Marketing Bridge: Forces Combining to Make a Sale

Building a bridge between advertising and your customer

Your marketing message should be consistent and be closely aligned with your sales strategy. Ensure that your marketing message is included in everything from the way your employees answer the phone to what’s printed on your sales receipts. It should be on your website, invoices, letterhead, and business cards. As noted above, advertising is the glue that binds together all the elements of your marketing bridge. In other words, advertising cannot stand on its own. Your marketing bridge is built by ensuring that your company delivers on its promises and makes a connection with the customer in a way that is consistent with your ads.

The marketing bridge consists of four major elements that are connected through advertising:

  • Your business. A convenient location, or multiple locations, is an important element in your marketing bridge. Don’t let poor accessibility — with parking, pickup, and delivery options — be a weak link in your marketing bridge. Also, building a reputation for honesty and trustworthiness is vital to a solid marketing bridge.
  • Price. You must provide a quality product that delivers a solid value for the price while ensuring that your price is competitive with similar products.
  • Merchandising. Customers don’t like dirty stores. Your location should be clean, well-lit, and attractive, so your customer is encouraged to return.
  • Personal selling. Customer service is vital to building a solid marketing bridge. Appearance and attitudes of salespeople are important. Thorough knowledge of the product and its benefits, and the ability to upsell, helps complete the marketing bridge.
---
**YOUR TASKS**
1 – In the marketing bridge passage, what does it say binds together all the elements of the marketing bridge?
2 – Write the next part of the passage on the marketing bridge, starting after its final sentence.
---
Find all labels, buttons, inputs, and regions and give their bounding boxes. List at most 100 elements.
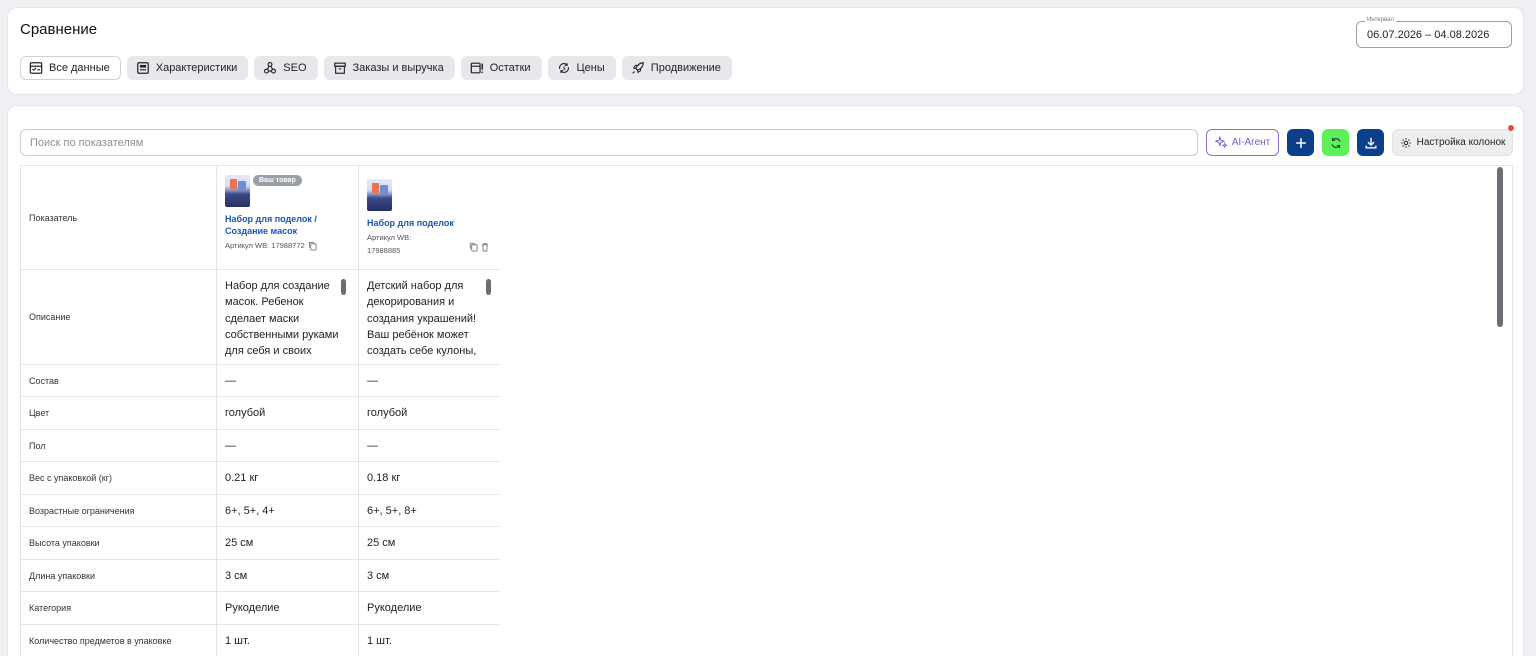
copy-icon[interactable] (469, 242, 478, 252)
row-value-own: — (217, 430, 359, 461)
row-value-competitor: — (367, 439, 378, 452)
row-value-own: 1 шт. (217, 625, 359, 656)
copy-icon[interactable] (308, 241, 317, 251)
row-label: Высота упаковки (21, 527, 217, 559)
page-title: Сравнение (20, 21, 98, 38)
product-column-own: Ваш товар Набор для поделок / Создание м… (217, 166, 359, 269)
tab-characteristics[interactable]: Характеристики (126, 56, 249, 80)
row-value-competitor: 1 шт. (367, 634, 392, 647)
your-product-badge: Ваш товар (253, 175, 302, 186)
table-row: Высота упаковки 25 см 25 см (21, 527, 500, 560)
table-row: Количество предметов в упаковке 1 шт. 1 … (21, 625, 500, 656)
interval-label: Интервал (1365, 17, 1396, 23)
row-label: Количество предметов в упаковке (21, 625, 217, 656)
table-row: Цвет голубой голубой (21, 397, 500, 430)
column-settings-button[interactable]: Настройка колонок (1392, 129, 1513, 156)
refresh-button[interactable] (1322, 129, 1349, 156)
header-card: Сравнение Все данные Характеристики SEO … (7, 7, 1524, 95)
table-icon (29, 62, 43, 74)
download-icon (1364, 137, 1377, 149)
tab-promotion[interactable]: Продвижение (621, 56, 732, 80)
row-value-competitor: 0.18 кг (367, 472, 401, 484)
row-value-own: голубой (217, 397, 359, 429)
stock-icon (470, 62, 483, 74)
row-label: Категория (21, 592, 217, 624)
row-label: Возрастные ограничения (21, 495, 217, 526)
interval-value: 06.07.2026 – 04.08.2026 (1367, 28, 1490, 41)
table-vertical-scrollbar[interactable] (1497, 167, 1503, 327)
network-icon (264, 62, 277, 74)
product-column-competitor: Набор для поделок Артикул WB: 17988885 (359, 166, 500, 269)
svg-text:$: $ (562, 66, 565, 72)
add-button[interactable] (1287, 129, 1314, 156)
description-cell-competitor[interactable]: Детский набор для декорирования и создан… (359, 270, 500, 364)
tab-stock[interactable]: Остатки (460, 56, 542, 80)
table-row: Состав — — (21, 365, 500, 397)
---
**RESPONSE LIST**
1 – Advertising

2 –
Tips for connecting advertising and sales

Ensure that your advertising tells an honest and real story about your company. Never make false or exaggerated claims. Always follow through on promises and promotions. Merchandise items as they’ve been advertised. There’s nothing wrong with upselling, but never give the impression that your advertising was designed only to lure the customer into your store, as opposed to offering a good value. Train and educate employees so they can speak knowledgeably about the product and make valuable recommendations to the customer.

The Value of using a Marketing Bridge

By ensuring that the customer experience aligns with your advertising, you build trust and loyalty. The result is stronger relationships with your customers, resulting in future sales, referrals, and growth.

It’s vital that all employees — particularly the marketing and sales teams — understand the importance of a marketing bridge. The connection between your brand’s advertising message and your customer’s experience can be the difference between a successful marketing campaign and one that fails. It’s important to ensure that there are no weak links in your marketing bridge and to recognize that a great advertising campaign will be ineffective if the underlying structure of your marketing bridge is not solid.